-------- Exercise inputs
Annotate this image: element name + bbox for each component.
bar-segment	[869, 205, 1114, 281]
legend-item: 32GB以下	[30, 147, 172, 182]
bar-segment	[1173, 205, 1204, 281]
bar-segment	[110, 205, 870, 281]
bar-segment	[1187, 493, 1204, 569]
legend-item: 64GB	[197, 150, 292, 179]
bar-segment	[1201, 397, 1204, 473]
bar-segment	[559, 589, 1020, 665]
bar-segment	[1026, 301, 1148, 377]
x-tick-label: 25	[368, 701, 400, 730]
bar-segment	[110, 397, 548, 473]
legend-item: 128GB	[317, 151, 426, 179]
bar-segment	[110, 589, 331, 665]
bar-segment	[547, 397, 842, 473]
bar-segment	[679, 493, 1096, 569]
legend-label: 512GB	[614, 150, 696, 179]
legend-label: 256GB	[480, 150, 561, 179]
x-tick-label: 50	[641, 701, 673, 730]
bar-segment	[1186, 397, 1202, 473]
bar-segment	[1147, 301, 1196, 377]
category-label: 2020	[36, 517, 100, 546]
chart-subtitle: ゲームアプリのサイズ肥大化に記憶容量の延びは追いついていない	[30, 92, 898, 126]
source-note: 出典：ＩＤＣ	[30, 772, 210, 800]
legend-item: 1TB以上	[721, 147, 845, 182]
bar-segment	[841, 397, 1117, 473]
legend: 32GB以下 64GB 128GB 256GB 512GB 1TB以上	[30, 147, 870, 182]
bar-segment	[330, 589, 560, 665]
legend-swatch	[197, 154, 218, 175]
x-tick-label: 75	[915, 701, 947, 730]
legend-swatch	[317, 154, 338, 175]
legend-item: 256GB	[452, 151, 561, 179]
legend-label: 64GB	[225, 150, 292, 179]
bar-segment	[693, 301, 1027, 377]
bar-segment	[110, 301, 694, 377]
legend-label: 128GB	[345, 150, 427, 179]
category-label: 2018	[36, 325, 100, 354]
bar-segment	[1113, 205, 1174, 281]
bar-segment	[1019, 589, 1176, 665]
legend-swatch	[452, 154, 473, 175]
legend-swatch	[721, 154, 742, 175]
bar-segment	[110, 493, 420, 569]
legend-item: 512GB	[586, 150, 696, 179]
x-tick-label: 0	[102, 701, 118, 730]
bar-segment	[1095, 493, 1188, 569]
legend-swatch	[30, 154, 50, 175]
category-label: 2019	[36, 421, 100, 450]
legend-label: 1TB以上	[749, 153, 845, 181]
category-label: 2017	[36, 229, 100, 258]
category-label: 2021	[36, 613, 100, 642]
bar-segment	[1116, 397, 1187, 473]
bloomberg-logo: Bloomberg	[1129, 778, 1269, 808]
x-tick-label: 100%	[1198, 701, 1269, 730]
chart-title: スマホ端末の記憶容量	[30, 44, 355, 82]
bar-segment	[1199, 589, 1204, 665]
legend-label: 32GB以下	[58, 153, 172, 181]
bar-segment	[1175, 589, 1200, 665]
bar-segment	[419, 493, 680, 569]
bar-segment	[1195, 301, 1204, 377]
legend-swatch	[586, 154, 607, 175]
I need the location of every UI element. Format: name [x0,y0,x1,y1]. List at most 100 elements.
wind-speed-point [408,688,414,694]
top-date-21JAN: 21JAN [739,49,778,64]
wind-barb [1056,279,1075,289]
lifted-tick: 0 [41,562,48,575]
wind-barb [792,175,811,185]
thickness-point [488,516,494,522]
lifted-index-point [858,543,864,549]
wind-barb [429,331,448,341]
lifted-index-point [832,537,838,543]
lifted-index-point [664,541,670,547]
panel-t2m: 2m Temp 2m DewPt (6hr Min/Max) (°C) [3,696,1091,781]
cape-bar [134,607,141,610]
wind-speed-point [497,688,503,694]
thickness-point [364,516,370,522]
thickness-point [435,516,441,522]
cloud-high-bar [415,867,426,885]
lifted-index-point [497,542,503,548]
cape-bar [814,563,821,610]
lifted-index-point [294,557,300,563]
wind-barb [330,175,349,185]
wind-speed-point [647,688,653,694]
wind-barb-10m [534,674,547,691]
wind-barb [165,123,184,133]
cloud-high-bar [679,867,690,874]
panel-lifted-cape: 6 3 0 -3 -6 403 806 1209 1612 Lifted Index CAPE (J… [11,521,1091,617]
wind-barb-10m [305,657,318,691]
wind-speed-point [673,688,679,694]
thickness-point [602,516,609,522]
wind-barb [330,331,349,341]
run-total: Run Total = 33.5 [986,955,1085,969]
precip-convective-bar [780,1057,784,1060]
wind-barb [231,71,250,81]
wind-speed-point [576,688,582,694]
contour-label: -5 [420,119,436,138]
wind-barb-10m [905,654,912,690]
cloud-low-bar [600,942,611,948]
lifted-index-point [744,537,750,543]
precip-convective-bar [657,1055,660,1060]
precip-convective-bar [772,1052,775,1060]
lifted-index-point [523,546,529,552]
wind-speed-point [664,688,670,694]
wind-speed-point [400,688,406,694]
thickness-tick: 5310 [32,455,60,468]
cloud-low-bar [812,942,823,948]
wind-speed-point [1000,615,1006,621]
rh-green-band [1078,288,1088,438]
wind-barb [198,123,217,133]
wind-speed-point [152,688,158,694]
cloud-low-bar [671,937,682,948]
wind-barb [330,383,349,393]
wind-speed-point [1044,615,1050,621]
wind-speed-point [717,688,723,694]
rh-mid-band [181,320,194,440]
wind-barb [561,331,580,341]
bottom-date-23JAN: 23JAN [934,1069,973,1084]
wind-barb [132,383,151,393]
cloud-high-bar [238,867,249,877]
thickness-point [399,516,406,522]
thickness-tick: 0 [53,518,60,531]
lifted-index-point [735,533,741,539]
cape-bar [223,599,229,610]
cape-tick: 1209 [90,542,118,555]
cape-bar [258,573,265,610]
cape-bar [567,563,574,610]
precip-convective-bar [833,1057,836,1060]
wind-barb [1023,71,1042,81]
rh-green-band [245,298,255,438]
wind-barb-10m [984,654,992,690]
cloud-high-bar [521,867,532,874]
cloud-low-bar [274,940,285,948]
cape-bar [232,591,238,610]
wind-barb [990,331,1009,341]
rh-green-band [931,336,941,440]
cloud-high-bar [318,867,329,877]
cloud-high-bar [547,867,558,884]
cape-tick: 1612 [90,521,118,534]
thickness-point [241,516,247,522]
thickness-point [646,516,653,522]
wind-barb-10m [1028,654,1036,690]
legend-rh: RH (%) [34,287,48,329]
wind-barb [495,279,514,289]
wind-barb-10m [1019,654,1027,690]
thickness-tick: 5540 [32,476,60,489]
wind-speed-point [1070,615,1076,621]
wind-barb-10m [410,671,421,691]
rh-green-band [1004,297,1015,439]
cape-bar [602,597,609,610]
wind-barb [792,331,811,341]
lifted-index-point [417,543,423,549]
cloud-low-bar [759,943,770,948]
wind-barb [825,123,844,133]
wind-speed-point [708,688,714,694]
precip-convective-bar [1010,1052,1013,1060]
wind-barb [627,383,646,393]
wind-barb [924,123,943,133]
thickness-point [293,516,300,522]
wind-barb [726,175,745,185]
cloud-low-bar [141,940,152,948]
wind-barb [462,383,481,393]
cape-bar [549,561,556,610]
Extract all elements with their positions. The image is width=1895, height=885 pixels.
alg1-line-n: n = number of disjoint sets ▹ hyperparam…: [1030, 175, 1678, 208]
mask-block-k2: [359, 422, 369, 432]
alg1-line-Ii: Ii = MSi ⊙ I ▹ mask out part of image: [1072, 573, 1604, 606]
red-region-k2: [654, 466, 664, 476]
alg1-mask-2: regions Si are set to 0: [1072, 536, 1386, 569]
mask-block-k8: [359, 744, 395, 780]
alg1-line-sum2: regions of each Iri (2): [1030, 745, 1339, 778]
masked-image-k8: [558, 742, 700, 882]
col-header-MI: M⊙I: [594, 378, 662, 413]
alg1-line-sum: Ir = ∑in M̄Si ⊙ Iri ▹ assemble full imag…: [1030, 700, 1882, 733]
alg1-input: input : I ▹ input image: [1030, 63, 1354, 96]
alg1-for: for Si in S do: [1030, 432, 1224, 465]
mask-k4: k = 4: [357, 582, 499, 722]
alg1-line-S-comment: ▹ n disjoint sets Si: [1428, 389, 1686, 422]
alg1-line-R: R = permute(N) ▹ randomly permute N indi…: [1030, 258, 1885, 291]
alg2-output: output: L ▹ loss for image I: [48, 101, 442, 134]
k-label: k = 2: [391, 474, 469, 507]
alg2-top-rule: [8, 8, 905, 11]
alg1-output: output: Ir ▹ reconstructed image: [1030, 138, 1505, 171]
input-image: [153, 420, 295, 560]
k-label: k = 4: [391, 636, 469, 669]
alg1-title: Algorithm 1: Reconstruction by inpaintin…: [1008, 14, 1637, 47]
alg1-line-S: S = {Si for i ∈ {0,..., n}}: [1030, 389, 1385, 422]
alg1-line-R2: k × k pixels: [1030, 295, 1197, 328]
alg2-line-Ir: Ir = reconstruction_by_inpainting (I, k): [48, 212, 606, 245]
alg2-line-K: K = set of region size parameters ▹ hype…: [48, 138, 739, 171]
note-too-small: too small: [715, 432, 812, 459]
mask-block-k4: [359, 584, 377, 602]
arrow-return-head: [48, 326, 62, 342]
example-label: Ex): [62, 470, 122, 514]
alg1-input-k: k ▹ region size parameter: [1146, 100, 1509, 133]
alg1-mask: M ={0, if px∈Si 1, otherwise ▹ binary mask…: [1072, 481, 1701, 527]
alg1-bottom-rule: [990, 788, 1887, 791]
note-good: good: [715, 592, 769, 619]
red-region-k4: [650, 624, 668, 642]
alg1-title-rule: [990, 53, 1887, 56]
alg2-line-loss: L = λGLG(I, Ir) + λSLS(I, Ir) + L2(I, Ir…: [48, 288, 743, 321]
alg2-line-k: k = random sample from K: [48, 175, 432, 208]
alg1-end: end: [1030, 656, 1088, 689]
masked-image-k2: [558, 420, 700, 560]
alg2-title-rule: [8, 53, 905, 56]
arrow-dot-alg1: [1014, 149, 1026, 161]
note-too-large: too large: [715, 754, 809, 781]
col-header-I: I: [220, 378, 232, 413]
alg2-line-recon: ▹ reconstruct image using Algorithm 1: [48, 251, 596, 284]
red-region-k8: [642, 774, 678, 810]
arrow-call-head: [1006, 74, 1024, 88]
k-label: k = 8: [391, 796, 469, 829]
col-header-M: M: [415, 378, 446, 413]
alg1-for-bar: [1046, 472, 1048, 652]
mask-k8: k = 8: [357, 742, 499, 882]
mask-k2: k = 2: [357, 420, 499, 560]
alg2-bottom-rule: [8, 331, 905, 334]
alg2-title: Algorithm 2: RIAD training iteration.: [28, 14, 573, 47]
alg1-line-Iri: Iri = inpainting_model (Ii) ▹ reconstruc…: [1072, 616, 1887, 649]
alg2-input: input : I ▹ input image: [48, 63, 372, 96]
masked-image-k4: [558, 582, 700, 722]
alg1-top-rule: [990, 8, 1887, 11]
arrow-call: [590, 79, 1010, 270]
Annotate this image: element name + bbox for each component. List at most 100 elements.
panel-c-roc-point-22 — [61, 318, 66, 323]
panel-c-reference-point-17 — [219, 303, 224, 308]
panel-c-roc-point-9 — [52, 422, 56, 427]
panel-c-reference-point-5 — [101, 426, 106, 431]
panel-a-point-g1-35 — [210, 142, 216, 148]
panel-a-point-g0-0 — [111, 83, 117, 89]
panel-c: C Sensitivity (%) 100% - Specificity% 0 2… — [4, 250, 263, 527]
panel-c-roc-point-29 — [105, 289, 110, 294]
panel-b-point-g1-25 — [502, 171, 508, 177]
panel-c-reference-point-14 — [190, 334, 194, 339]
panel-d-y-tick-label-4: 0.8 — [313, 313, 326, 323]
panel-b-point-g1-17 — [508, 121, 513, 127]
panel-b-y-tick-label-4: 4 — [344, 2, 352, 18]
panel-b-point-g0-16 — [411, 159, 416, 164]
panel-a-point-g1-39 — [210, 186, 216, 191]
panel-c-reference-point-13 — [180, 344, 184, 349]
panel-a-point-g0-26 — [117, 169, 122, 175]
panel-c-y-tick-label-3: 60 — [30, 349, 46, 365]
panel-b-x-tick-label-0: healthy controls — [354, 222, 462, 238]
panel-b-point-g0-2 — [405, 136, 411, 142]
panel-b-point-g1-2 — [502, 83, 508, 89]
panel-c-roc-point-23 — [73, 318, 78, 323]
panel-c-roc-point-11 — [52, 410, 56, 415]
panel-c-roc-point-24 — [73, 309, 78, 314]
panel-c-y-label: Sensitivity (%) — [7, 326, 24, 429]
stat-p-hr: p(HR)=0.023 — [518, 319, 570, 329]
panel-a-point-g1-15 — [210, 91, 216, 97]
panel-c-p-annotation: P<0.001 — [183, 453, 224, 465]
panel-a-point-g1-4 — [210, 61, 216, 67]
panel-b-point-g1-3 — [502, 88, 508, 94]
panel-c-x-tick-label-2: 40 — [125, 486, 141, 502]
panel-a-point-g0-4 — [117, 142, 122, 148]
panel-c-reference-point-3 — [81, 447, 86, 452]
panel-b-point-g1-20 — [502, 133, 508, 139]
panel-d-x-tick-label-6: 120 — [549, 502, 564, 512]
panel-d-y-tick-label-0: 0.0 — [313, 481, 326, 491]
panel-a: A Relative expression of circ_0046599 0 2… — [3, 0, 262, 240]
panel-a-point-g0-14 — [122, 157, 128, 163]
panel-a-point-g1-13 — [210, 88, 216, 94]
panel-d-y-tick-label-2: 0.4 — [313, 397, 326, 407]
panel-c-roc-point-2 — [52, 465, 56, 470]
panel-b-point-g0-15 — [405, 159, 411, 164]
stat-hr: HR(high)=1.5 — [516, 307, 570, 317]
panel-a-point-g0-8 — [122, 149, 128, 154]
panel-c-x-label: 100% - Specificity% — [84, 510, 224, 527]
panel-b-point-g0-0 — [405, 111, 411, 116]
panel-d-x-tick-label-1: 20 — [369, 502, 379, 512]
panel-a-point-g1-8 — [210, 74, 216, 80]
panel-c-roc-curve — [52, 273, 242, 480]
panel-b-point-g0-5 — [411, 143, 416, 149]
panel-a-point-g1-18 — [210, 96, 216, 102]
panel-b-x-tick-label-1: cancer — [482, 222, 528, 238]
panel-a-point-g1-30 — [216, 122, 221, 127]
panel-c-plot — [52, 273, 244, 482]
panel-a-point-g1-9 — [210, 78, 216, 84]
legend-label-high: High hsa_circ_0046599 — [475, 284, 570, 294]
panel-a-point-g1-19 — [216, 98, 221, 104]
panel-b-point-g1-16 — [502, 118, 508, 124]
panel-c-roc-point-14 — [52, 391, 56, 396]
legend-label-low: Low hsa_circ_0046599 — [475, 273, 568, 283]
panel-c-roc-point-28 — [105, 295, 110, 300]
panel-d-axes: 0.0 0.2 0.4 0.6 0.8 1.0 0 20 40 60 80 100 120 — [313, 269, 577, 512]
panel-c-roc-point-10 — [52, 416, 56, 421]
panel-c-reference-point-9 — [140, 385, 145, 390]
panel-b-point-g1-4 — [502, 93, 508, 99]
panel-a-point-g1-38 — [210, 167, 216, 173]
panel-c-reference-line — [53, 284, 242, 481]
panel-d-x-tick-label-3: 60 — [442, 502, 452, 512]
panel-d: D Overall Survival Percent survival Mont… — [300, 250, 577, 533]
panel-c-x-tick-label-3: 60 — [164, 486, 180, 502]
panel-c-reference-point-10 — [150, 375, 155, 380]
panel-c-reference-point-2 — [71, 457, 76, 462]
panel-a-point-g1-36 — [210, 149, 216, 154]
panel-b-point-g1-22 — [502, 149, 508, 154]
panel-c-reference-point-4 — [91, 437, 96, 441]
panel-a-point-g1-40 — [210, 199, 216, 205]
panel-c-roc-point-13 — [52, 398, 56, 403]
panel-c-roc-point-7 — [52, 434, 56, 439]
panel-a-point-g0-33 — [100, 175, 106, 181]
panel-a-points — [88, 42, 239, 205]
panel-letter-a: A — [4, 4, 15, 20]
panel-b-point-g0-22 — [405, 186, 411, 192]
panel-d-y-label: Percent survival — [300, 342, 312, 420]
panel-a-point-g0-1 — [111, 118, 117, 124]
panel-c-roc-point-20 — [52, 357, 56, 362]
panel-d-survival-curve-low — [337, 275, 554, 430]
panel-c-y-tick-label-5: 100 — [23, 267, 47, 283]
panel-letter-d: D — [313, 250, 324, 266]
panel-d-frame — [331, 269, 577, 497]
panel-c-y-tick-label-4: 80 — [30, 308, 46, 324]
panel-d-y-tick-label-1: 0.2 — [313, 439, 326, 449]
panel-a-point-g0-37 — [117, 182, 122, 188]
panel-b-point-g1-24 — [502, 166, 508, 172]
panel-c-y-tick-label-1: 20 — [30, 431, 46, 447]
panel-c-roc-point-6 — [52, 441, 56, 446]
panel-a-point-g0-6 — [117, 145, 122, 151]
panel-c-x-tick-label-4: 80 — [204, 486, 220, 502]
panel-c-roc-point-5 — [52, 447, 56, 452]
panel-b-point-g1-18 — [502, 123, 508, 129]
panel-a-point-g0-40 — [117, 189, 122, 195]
----------------
> **Goal**
Can you edit everything from the first row down to the row containing "397, 548, 473]", replacing "bar-segment" with "bar-section" and leaving all else unchanged?

> **The solution**
Annotate this image: element name + bbox for each component.
bar-section	[869, 205, 1114, 281]
legend-item: 32GB以下	[30, 147, 172, 182]
bar-section	[1173, 205, 1204, 281]
bar-section	[110, 205, 870, 281]
bar-section	[1187, 493, 1204, 569]
legend-item: 64GB	[197, 150, 292, 179]
bar-section	[1201, 397, 1204, 473]
bar-section	[559, 589, 1020, 665]
bar-section	[1026, 301, 1148, 377]
x-tick-label: 25	[368, 701, 400, 730]
bar-section	[110, 397, 548, 473]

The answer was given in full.